##### MATERIAL SUPPLIED
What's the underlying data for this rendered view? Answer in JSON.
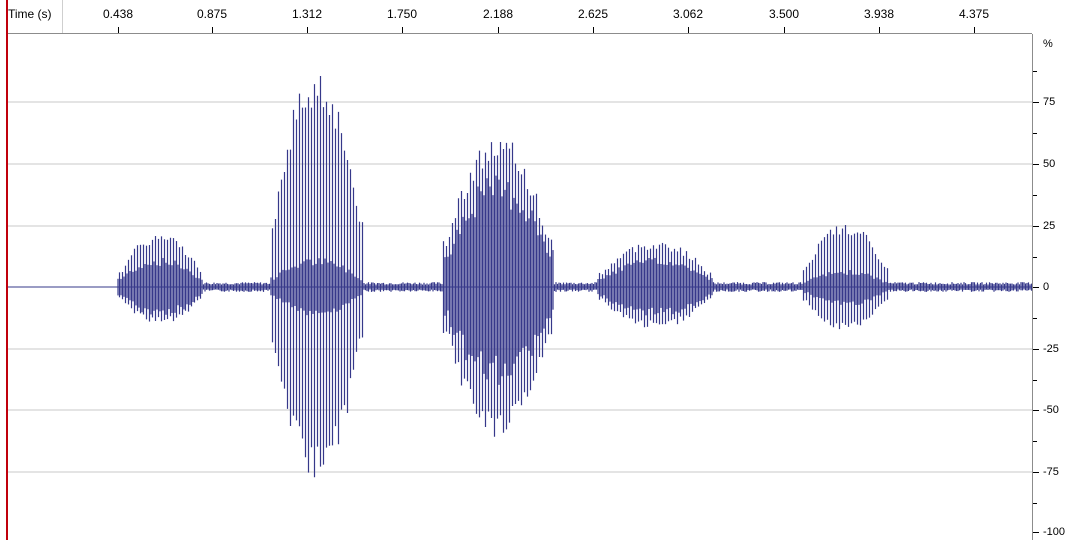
{
  "time_ruler": {
    "label": "Time (s)",
    "ticks": [
      "0.438",
      "0.875",
      "1.312",
      "1.750",
      "2.188",
      "2.625",
      "3.062",
      "3.500",
      "3.938",
      "4.375"
    ]
  },
  "amplitude_ruler": {
    "unit": "%",
    "ticks": [
      "75",
      "50",
      "25",
      "0",
      "-25",
      "-50",
      "-75",
      "-100"
    ]
  },
  "colors": {
    "waveform": "#36388a",
    "gridline": "#c8c8c8",
    "playhead": "#c0000c"
  }
}
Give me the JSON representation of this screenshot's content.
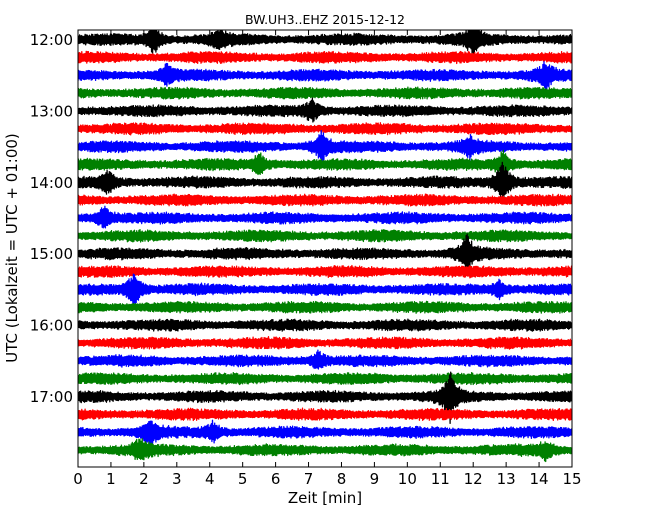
{
  "chart_data": {
    "type": "line",
    "title": "BW.UH3..EHZ 2015-12-12",
    "xlabel": "Zeit  [min]",
    "ylabel": "UTC (Lokalzeit = UTC + 01:00)",
    "xlim": [
      0,
      15
    ],
    "x_ticks": [
      "0",
      "1",
      "2",
      "3",
      "4",
      "5",
      "6",
      "7",
      "8",
      "9",
      "10",
      "11",
      "12",
      "13",
      "14",
      "15"
    ],
    "y_ticks": [
      "12:00",
      "13:00",
      "14:00",
      "15:00",
      "16:00",
      "17:00"
    ],
    "trace_start": "12:00",
    "trace_interval_min": 15,
    "trace_count": 24,
    "trace_colors": [
      "#000000",
      "#ff0000",
      "#0000ff",
      "#008000"
    ],
    "grid": false,
    "events": [
      {
        "trace": 0,
        "minute": 2.3,
        "amp": 1.2
      },
      {
        "trace": 0,
        "minute": 12.0,
        "amp": 1.3
      },
      {
        "trace": 0,
        "minute": 4.3,
        "amp": 0.7
      },
      {
        "trace": 2,
        "minute": 14.2,
        "amp": 1.0
      },
      {
        "trace": 2,
        "minute": 2.7,
        "amp": 0.7
      },
      {
        "trace": 4,
        "minute": 7.1,
        "amp": 0.9
      },
      {
        "trace": 6,
        "minute": 7.4,
        "amp": 1.3
      },
      {
        "trace": 6,
        "minute": 11.9,
        "amp": 0.8
      },
      {
        "trace": 7,
        "minute": 5.5,
        "amp": 0.9
      },
      {
        "trace": 7,
        "minute": 12.9,
        "amp": 1.1
      },
      {
        "trace": 8,
        "minute": 0.9,
        "amp": 0.9
      },
      {
        "trace": 8,
        "minute": 12.9,
        "amp": 2.0
      },
      {
        "trace": 10,
        "minute": 0.8,
        "amp": 1.0
      },
      {
        "trace": 12,
        "minute": 11.8,
        "amp": 1.6
      },
      {
        "trace": 14,
        "minute": 1.7,
        "amp": 1.5
      },
      {
        "trace": 14,
        "minute": 12.8,
        "amp": 0.7
      },
      {
        "trace": 18,
        "minute": 7.3,
        "amp": 0.7
      },
      {
        "trace": 20,
        "minute": 11.3,
        "amp": 2.0
      },
      {
        "trace": 22,
        "minute": 2.2,
        "amp": 1.0
      },
      {
        "trace": 22,
        "minute": 4.1,
        "amp": 0.8
      },
      {
        "trace": 23,
        "minute": 1.9,
        "amp": 0.9
      },
      {
        "trace": 23,
        "minute": 14.2,
        "amp": 0.7
      }
    ]
  }
}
##########
**OBJECTIVE:** Each line that holds the word "this" is to be copied.

**ANSWER FOR THE TASK:**
What's the underlying data for this rendered view? Answer in JSON.
Give me the JSON representation of this screenshot's content.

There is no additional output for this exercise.